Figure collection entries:
● ● ● ● ● ● ●
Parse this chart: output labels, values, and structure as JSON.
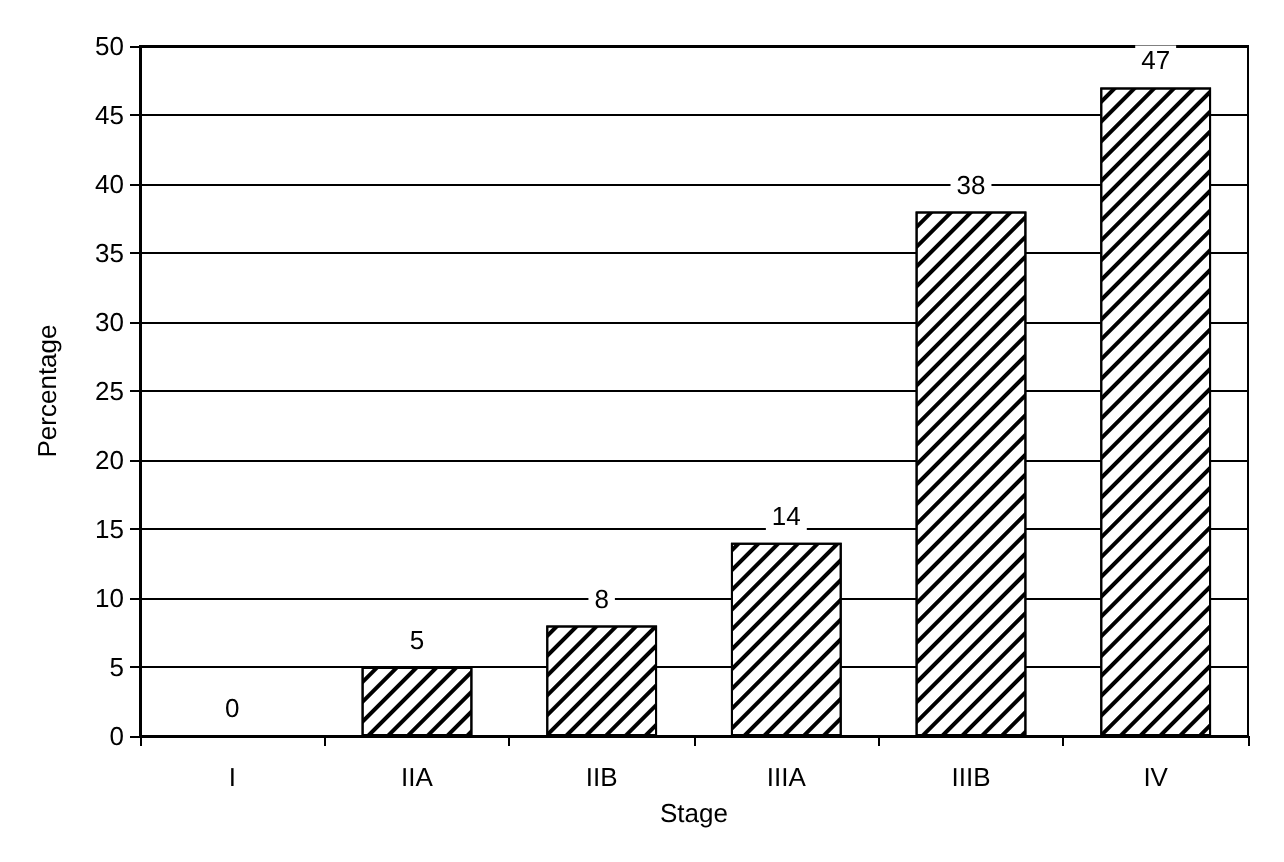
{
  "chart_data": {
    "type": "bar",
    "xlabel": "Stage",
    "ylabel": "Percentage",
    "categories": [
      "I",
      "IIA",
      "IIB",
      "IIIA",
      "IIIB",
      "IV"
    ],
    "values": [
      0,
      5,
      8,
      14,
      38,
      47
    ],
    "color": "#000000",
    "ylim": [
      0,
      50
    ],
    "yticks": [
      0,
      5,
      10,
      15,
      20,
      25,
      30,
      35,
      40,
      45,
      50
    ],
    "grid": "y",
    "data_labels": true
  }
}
● ● ● ● ● ● ●
Instruction:
Note every line above where the string "values" shows up, and copy those lines.

Answer:
Parse this chart: output labels, values, and structure as JSON.
    "values": [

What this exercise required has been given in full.